READING PASSAGE:
--------------------------------------------------

[Date Prev][Date Next] [Thread Prev][Thread Next] [Date Index] [Thread Index]

Re: Bug#419209: lvm2: Hangs during snapshot creation



-----BEGIN PGP SIGNED MESSAGE-----
Hash: SHA512

Am Do den  5. Mär 2009 um  9:48 schrieb Bastian Blank:
> severity 419209 important

It is critical as it breaks the whole system! I do not want to start a
severity war with you but please do not set the severity to wrong level.
It do not fix the bug just lowering the severity.

> On Wed, Mar 04, 2009 at 10:44:28AM +0100, Klaus Ethgen wrote:
> > first of all, I raised the severity of the bug to critical as it makes
> > the whole system break.
> 
> lvm2 manages blockdevices via the device-mapper framework, so it manages
> the system. It is the purpose of this tool and it will not hold you from
> doing stupid things.

Using snapshoots is no stupid thinks in my opinion. If you think that I
think the only stupid are your opinion.

So, enough bashing. Please stay on a objective level as this is a
critical bug in a core component which is proven to exists for many
people! Please help fixing it and do not play just with the severity!

> And for now I consider taking snapshots of / or /var as stupid, because
> it is impossible to recover if something goes wrong.

The braking happens with several lvs I had this some time with /usr some
time with /home and only one time with /var.

However snapshoting /var wasn't a problem in the past and is the
desired use of them too (also if you do not think so, but this is your
opinion!).

And I do not use snapshots for / but for another reason. I do not have
/ in lvm at all.

Ah, yes, and why do you think should /var be broken when using
snapshots? Just the snapshot might be broken. But as it is necessary to
reboot the system anyway this can be fixed easily after the boot the
same way as fixing a broken snapshot of /usr or /home. And with your
opinion it would be more stupid to use snapshots with /home cause the
most vitally data is in /home, not in /var. So, following your opinion
using snapshots at all is stupid. Please consider not to name other
people stupid.

> And without a working filesystem on this locations, the system will
> just block. It may work, but it also may break horrible as the kernel
> interface does not allow to do this change atomic.

--------------------------------------------------

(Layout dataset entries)
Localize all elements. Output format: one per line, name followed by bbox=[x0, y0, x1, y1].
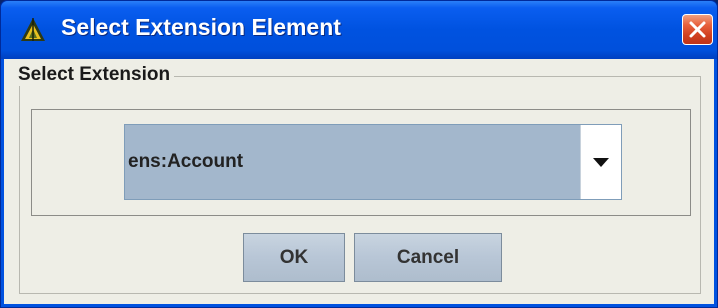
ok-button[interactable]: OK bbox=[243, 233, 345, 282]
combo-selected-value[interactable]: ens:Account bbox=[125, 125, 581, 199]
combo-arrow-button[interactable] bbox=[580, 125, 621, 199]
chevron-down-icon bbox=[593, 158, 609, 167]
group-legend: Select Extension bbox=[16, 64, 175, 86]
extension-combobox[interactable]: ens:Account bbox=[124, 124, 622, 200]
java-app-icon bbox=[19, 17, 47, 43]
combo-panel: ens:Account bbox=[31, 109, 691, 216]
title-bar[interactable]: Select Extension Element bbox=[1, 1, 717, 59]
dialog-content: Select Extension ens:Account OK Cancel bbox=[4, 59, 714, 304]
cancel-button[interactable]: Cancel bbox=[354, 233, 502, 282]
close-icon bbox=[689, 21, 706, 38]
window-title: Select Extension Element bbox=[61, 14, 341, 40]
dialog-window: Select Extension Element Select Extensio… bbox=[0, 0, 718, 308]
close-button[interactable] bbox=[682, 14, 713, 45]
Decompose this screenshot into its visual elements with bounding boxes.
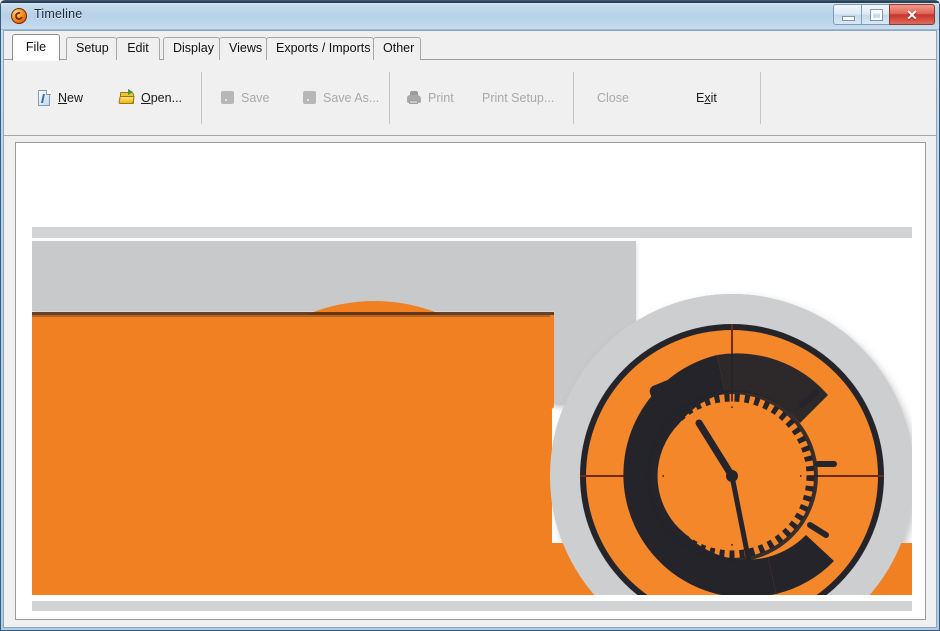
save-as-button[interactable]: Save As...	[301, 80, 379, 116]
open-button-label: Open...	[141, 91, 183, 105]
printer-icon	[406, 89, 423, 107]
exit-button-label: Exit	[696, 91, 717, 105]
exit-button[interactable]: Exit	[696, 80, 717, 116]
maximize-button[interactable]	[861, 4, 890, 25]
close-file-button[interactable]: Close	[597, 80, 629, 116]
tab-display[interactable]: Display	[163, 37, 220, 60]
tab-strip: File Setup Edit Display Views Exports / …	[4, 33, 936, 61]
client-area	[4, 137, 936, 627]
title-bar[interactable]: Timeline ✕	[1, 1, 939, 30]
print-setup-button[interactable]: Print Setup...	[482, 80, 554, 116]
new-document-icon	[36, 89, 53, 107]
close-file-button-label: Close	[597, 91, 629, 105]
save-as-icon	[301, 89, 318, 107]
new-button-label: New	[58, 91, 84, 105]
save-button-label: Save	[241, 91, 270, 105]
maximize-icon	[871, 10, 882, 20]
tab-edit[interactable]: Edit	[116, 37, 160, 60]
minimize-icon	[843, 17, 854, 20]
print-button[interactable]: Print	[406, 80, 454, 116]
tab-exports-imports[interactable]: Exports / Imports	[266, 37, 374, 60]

--------------------------------------------------

EXERCISE OBJECTIVE: Please extend the lvm2 snapshot bug thread beyond its final quoted line. The records are separate material and have no connection to the lvm2 bug thread.

REPLY:
That's wrong assuming. It was working well with lvm1 and (as I know now)
also with lvm2 up to the version in etch.

> >                         Also I add debian-devel to Cc as the bug is very
> > problematic and I wonder how lvm2 was able to get into lenny with that
> > big problem!
> 
> We have many software who only works for most but not for all people.

So the software is not buggy if it just works for the most people?

> > Also I am willing to help solving the bug. My next step will be to
> > import the whole version history to git and try to besect the problem.
> 
> Why do you think this would be a problem of the userspace part?

Cause just downgrading the userspace tools to 2.02.06-4etch1 fix the
bug!

I also first think of a kernel bug and, as I wrote in my mail, I did
update the kernel to the latest release to see if the bug still
persists before searching for other reasons.

> > So this bug is a complete show stopper for lenny!!!!
> 
> If you want to help you can provide the following information when it
> goes wrong:
> - "uname -a"

I just did that, the last available kernel release:
Linux ikki 2.6.28.7 #1 Sun Mar 1 13:03:56 CET 2009 i686 GNU/Linux

> - "dmesg"

Unhelpful as the system is booted new now.

> - "dmsetup table"
 ~> dmsetup table
 sysvg-lv_usr: 0 14024704 linear 9:0 97714560
 sysvg-lv_usr: 14024704 2752512 linear 9:0 65920
 sysvg-lv_var: 0 4194304 linear 9:0 2818432
 sysvg-lv_mirror: 0 117440512 linear 9:0 126615936
 sysvg-lv_local: 0 16777216 linear 9:0 7012736
 sysvg-lv_home: 0 73924608 linear 9:0 23789952
 sysvg-lv_home: 73924608 14155776 linear 9:0 111739264
 sysvg-lv_misc: 0 167772160 linear 9:0 244056448
 sysvg-lv_sec: 0 585826304 linear 9:2 65920
 sysvg-lv_sec: 585826304 22347776 linear 9:0 411828608
 sysvg-lv_hathi: 0 720896 linear 9:0 125895040


> - "cat /proc/mounts"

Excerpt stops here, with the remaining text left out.